> WORK REQUIRED: Keep every line where the word "http" appears; drop the rest.

====

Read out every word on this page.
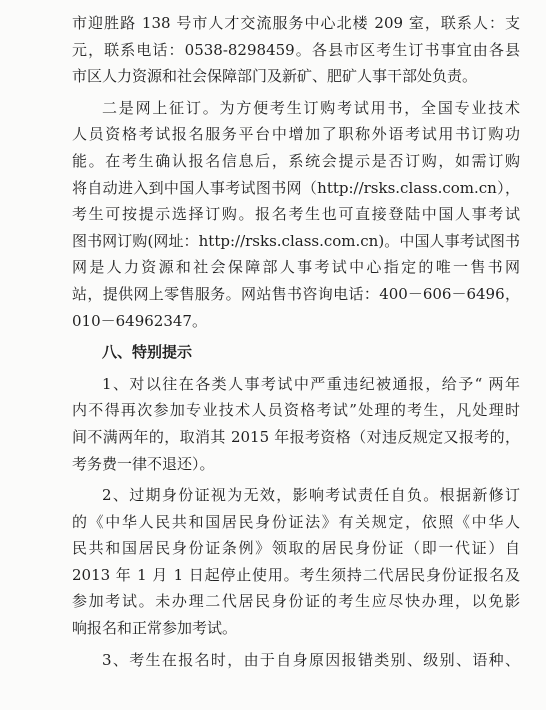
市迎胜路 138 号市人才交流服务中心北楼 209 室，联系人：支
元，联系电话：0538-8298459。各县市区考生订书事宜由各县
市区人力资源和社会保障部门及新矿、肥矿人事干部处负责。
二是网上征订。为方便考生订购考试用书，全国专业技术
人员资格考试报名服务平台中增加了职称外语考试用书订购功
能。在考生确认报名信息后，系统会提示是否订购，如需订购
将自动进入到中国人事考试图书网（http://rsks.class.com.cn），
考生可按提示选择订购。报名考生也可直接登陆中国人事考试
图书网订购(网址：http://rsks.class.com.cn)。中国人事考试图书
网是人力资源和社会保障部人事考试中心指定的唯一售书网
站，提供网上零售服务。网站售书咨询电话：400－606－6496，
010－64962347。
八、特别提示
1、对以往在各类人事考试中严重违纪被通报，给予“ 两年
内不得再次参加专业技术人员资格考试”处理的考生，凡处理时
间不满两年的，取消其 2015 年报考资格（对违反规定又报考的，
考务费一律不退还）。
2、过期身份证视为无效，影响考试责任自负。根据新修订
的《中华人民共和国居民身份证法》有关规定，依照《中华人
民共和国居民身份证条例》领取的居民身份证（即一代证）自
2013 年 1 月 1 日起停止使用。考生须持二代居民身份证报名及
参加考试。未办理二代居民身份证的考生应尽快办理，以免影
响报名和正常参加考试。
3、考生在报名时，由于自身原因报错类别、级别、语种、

====

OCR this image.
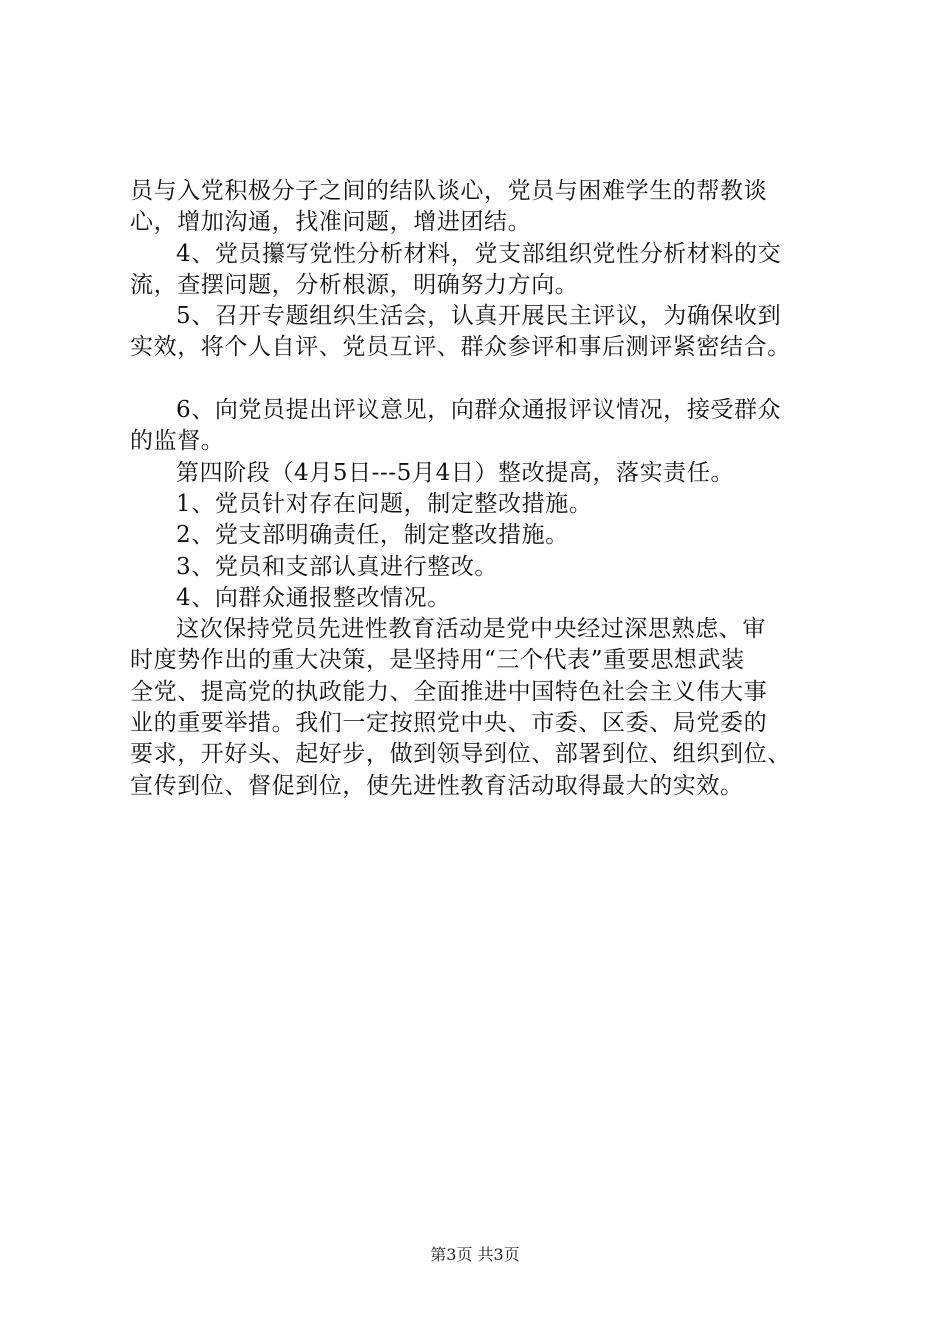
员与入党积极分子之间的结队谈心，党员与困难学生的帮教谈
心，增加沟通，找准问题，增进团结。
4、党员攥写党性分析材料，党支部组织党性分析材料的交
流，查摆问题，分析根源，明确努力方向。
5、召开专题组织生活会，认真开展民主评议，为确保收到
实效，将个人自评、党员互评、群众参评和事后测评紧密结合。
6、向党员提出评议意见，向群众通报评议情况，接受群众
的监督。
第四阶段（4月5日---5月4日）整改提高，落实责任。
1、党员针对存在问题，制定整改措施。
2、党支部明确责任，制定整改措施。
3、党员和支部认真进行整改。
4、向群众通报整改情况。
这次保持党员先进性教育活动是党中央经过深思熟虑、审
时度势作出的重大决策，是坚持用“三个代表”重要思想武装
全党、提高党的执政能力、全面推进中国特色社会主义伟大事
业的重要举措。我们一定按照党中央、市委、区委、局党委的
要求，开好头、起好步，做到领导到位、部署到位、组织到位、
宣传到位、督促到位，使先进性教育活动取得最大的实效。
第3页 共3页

====

> FINAL RESULT:
将自动进入到中国人事考试图书网（http://rsks.class.com.cn），
图书网订购(网址：http://rsks.class.com.cn)。中国人事考试图书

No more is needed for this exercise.